→ **Exercise goal**
Leave out every picture, then transcribe the rest of the listing exactly.

→ **Items**
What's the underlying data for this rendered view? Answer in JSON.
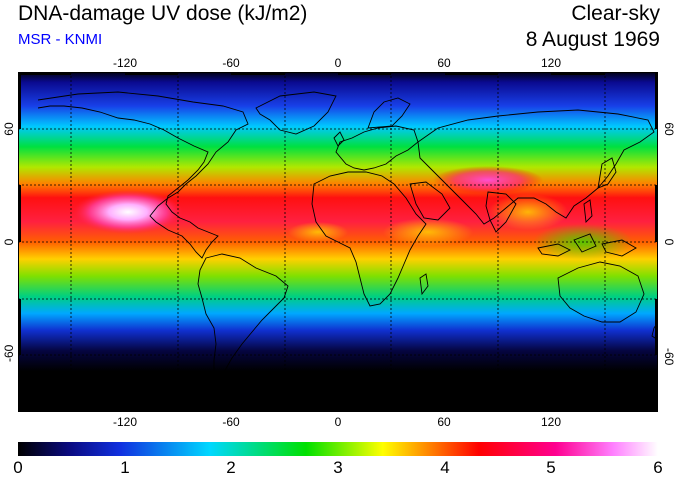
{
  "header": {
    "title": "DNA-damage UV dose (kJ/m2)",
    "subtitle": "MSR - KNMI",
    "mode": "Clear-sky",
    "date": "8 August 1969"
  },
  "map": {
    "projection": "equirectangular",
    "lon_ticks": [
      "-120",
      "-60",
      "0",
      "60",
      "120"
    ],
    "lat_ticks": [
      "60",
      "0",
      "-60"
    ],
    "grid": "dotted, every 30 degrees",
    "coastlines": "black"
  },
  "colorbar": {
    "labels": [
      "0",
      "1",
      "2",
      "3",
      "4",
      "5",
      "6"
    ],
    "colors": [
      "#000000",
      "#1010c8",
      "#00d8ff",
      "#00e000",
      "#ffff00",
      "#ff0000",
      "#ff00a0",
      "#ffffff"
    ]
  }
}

→ **Written response**
What's the underlying data for this rendered view? Answer in JSON.
{
  "header": {
    "title": "DNA-damage UV dose (kJ/m2)",
    "subtitle": "MSR - KNMI",
    "mode": "Clear-sky",
    "date": "8 August 1969"
  },
  "map": {
    "projection": "equirectangular",
    "lon_ticks": [
      "-120",
      "-60",
      "0",
      "60",
      "120"
    ],
    "lat_ticks": [
      "60",
      "0",
      "-60"
    ],
    "grid": "dotted, every 30 degrees",
    "coastlines": "black"
  },
  "colorbar": {
    "labels": [
      "0",
      "1",
      "2",
      "3",
      "4",
      "5",
      "6"
    ],
    "colors": [
      "#000000",
      "#1010c8",
      "#00d8ff",
      "#00e000",
      "#ffff00",
      "#ff0000",
      "#ff00a0",
      "#ffffff"
    ]
  }
}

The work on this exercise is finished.